Transcribe the material word for word, but without the images.

-- START The data --

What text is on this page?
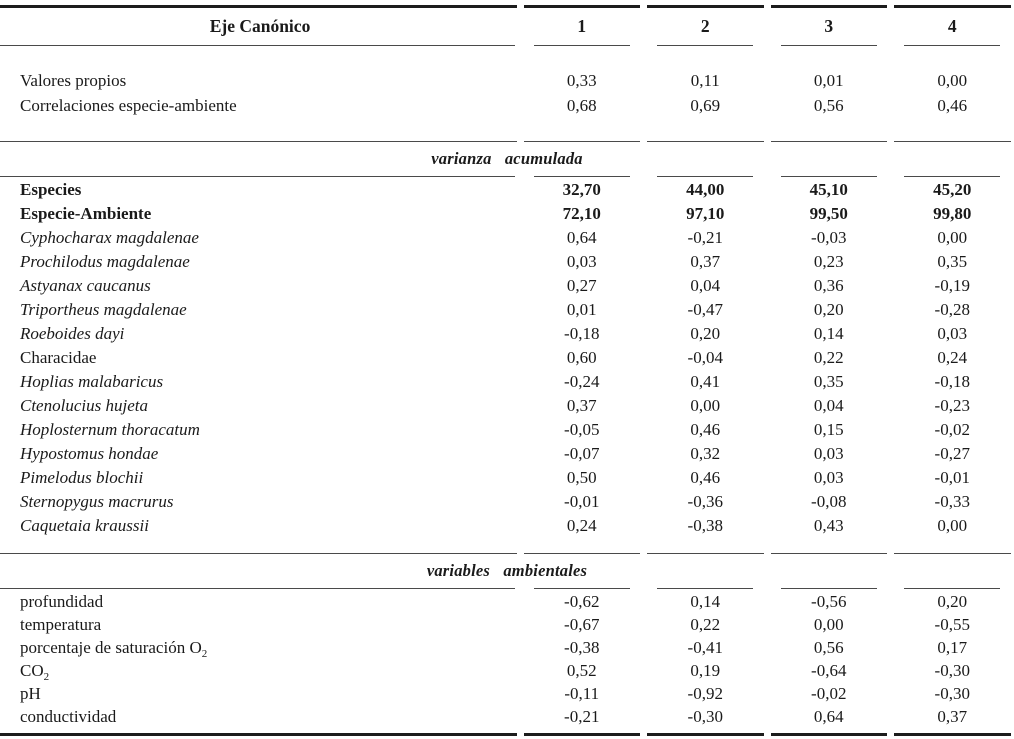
Eje Canónico	1	2	3	4
Valores propios	0,33	0,11	0,01	0,00
Correlaciones especie-ambiente	0,68	0,69	0,56	0,46
varianza acumulada
Especies	32,70	44,00	45,10	45,20
Especie-Ambiente	72,10	97,10	99,50	99,80
Cyphocharax magdalenae	0,64	-0,21	-0,03	0,00
Prochilodus magdalenae	0,03	0,37	0,23	0,35
Astyanax caucanus	0,27	0,04	0,36	-0,19
Triportheus magdalenae	0,01	-0,47	0,20	-0,28
Roeboides dayi	-0,18	0,20	0,14	0,03
Characidae	0,60	-0,04	0,22	0,24
Hoplias malabaricus	-0,24	0,41	0,35	-0,18
Ctenolucius hujeta	0,37	0,00	0,04	-0,23
Hoplosternum thoracatum	-0,05	0,46	0,15	-0,02
Hypostomus hondae	-0,07	0,32	0,03	-0,27
Pimelodus blochii	0,50	0,46	0,03	-0,01
Sternopygus macrurus	-0,01	-0,36	-0,08	-0,33
Caquetaia kraussii	0,24	-0,38	0,43	0,00
variables ambientales
profundidad	-0,62	0,14	-0,56	0,20
temperatura	-0,67	0,22	0,00	-0,55
porcentaje de saturación $O_2$	-0,38	-0,41	0,56	0,17
$CO_2$	0,52	0,19	-0,64	-0,30
pH	-0,11	-0,92	-0,02	-0,30
conductividad	-0,21	-0,30	0,64	0,37
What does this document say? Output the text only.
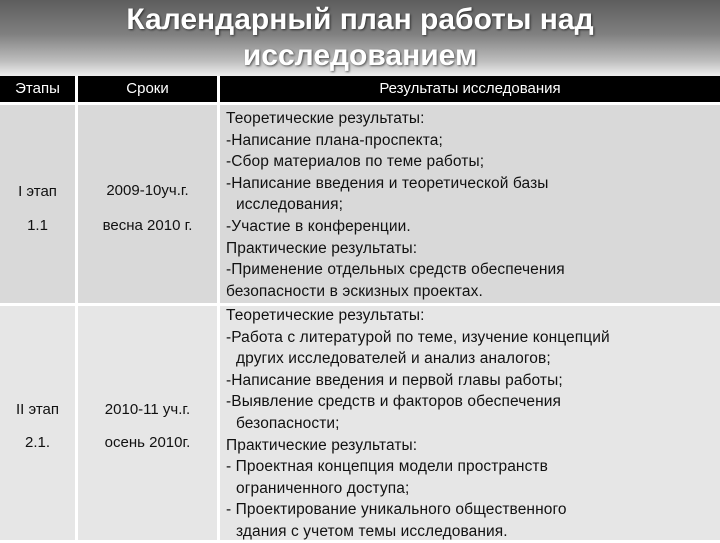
Календарный план работы над
исследованием
Этапы	Сроки	Результаты исследования
I этап
1.1
2009-10уч.г.
весна 2010 г.
Теоретические результаты:
-Написание плана-проспекта;
-Сбор материалов по теме работы;
-Написание введения и теоретической базы
исследования;
-Участие в конференции.
Практические результаты:
-Применение отдельных средств обеспечения
безопасности в эскизных проектах.
II этап
2.1.
2010-11 уч.г.
осень 2010г.
Теоретические результаты:
-Работа с литературой по теме, изучение концепций
других исследователей и анализ аналогов;
-Написание введения и первой главы работы;
-Выявление средств и факторов обеспечения
безопасности;
Практические результаты:
- Проектная концепция модели пространств
ограниченного доступа;
- Проектирование уникального общественного
здания с учетом темы исследования.
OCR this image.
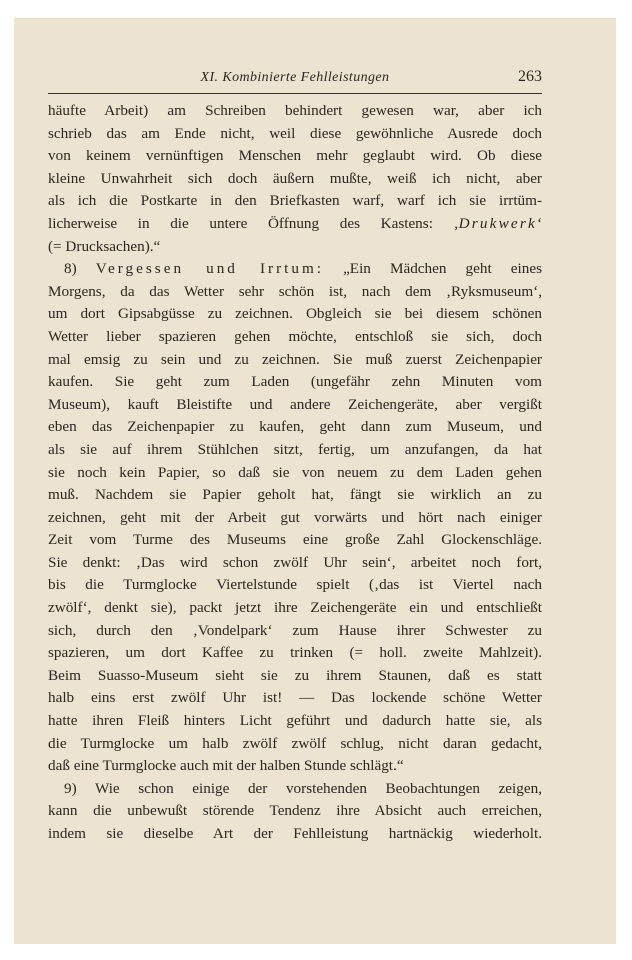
XI. Kombinierte Fehlleistungen	263
häufte Arbeit) am Schreiben behindert gewesen war, aber ich
schrieb das am Ende nicht, weil diese gewöhnliche Ausrede doch
von keinem vernünftigen Menschen mehr geglaubt wird. Ob diese
kleine Unwahrheit sich doch äußern mußte, weiß ich nicht, aber
als ich die Postkarte in den Briefkasten warf, warf ich sie irrtüm-
licherweise in die untere Öffnung des Kastens: ‚Drukwerk‘
(= Drucksachen).“
8) Vergessen und Irrtum: „Ein Mädchen geht eines
Morgens, da das Wetter sehr schön ist, nach dem ‚Ryksmuseum‘,
um dort Gipsabgüsse zu zeichnen. Obgleich sie bei diesem schönen
Wetter lieber spazieren gehen möchte, entschloß sie sich, doch
mal emsig zu sein und zu zeichnen. Sie muß zuerst Zeichenpapier
kaufen. Sie geht zum Laden (ungefähr zehn Minuten vom
Museum), kauft Bleistifte und andere Zeichengeräte, aber vergißt
eben das Zeichenpapier zu kaufen, geht dann zum Museum, und
als sie auf ihrem Stühlchen sitzt, fertig, um anzufangen, da hat
sie noch kein Papier, so daß sie von neuem zu dem Laden gehen
muß. Nachdem sie Papier geholt hat, fängt sie wirklich an zu
zeichnen, geht mit der Arbeit gut vorwärts und hört nach einiger
Zeit vom Turme des Museums eine große Zahl Glockenschläge.
Sie denkt: ‚Das wird schon zwölf Uhr sein‘, arbeitet noch fort,
bis die Turmglocke Viertelstunde spielt (‚das ist Viertel nach
zwölf‘, denkt sie), packt jetzt ihre Zeichengeräte ein und entschließt
sich, durch den ‚Vondelpark‘ zum Hause ihrer Schwester zu
spazieren, um dort Kaffee zu trinken (= holl. zweite Mahlzeit).
Beim Suasso-Museum sieht sie zu ihrem Staunen, daß es statt
halb eins erst zwölf Uhr ist! — Das lockende schöne Wetter
hatte ihren Fleiß hinters Licht geführt und dadurch hatte sie, als
die Turmglocke um halb zwölf zwölf schlug, nicht daran gedacht,
daß eine Turmglocke auch mit der halben Stunde schlägt.“
9) Wie schon einige der vorstehenden Beobachtungen zeigen,
kann die unbewußt störende Tendenz ihre Absicht auch erreichen,
indem sie dieselbe Art der Fehlleistung hartnäckig wiederholt.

-- END The data --

> _Output below_
What text is on this page?
Eje Canónico	1	2	3	4
Valores propios	0,33	0,11	0,01	0,00
Correlaciones especie-ambiente	0,68	0,69	0,56	0,46
varianza acumulada
Especies	32,70	44,00	45,10	45,20
Especie-Ambiente	72,10	97,10	99,50	99,80
Cyphocharax magdalenae	0,64	-0,21	-0,03	0,00
Prochilodus magdalenae	0,03	0,37	0,23	0,35
Astyanax caucanus	0,27	0,04	0,36	-0,19
Triportheus magdalenae	0,01	-0,47	0,20	-0,28
Roeboides dayi	-0,18	0,20	0,14	0,03
Characidae	0,60	-0,04	0,22	0,24
Hoplias malabaricus	-0,24	0,41	0,35	-0,18
Ctenolucius hujeta	0,37	0,00	0,04	-0,23
Hoplosternum thoracatum	-0,05	0,46	0,15	-0,02
Hypostomus hondae	-0,07	0,32	0,03	-0,27
Pimelodus blochii	0,50	0,46	0,03	-0,01
Sternopygus macrurus	-0,01	-0,36	-0,08	-0,33
Caquetaia kraussii	0,24	-0,38	0,43	0,00
variables ambientales
profundidad	-0,62	0,14	-0,56	0,20
temperatura	-0,67	0,22	0,00	-0,55
porcentaje de saturación $O_2$	-0,38	-0,41	0,56	0,17
$CO_2$	0,52	0,19	-0,64	-0,30
pH	-0,11	-0,92	-0,02	-0,30
conductividad	-0,21	-0,30	0,64	0,37
What does this document say? Output the text only.
Календарный план работы над
исследованием
Этапы	Сроки	Результаты исследования
I этап
1.1
2009-10уч.г.
весна 2010 г.
Теоретические результаты:
-Написание плана-проспекта;
-Сбор материалов по теме работы;
-Написание введения и теоретической базы
исследования;
-Участие в конференции.
Практические результаты:
-Применение отдельных средств обеспечения
безопасности в эскизных проектах.
II этап
2.1.
2010-11 уч.г.
осень 2010г.
Теоретические результаты:
-Работа с литературой по теме, изучение концепций
других исследователей и анализ аналогов;
-Написание введения и первой главы работы;
-Выявление средств и факторов обеспечения
безопасности;
Практические результаты:
- Проектная концепция модели пространств
ограниченного доступа;
- Проектирование уникального общественного
здания с учетом темы исследования.
OCR this image.
XI. Kombinierte Fehlleistungen	263
häufte Arbeit) am Schreiben behindert gewesen war, aber ich
schrieb das am Ende nicht, weil diese gewöhnliche Ausrede doch
von keinem vernünftigen Menschen mehr geglaubt wird. Ob diese
kleine Unwahrheit sich doch äußern mußte, weiß ich nicht, aber
als ich die Postkarte in den Briefkasten warf, warf ich sie irrtüm-
licherweise in die untere Öffnung des Kastens: ‚Drukwerk‘
(= Drucksachen).“
8) Vergessen und Irrtum: „Ein Mädchen geht eines
Morgens, da das Wetter sehr schön ist, nach dem ‚Ryksmuseum‘,
um dort Gipsabgüsse zu zeichnen. Obgleich sie bei diesem schönen
Wetter lieber spazieren gehen möchte, entschloß sie sich, doch
mal emsig zu sein und zu zeichnen. Sie muß zuerst Zeichenpapier
kaufen. Sie geht zum Laden (ungefähr zehn Minuten vom
Museum), kauft Bleistifte und andere Zeichengeräte, aber vergißt
eben das Zeichenpapier zu kaufen, geht dann zum Museum, und
als sie auf ihrem Stühlchen sitzt, fertig, um anzufangen, da hat
sie noch kein Papier, so daß sie von neuem zu dem Laden gehen
muß. Nachdem sie Papier geholt hat, fängt sie wirklich an zu
zeichnen, geht mit der Arbeit gut vorwärts und hört nach einiger
Zeit vom Turme des Museums eine große Zahl Glockenschläge.
Sie denkt: ‚Das wird schon zwölf Uhr sein‘, arbeitet noch fort,
bis die Turmglocke Viertelstunde spielt (‚das ist Viertel nach
zwölf‘, denkt sie), packt jetzt ihre Zeichengeräte ein und entschließt
sich, durch den ‚Vondelpark‘ zum Hause ihrer Schwester zu
spazieren, um dort Kaffee zu trinken (= holl. zweite Mahlzeit).
Beim Suasso-Museum sieht sie zu ihrem Staunen, daß es statt
halb eins erst zwölf Uhr ist! — Das lockende schöne Wetter
hatte ihren Fleiß hinters Licht geführt und dadurch hatte sie, als
die Turmglocke um halb zwölf zwölf schlug, nicht daran gedacht,
daß eine Turmglocke auch mit der halben Stunde schlägt.“
9) Wie schon einige der vorstehenden Beobachtungen zeigen,
kann die unbewußt störende Tendenz ihre Absicht auch erreichen,
indem sie dieselbe Art der Fehlleistung hartnäckig wiederholt.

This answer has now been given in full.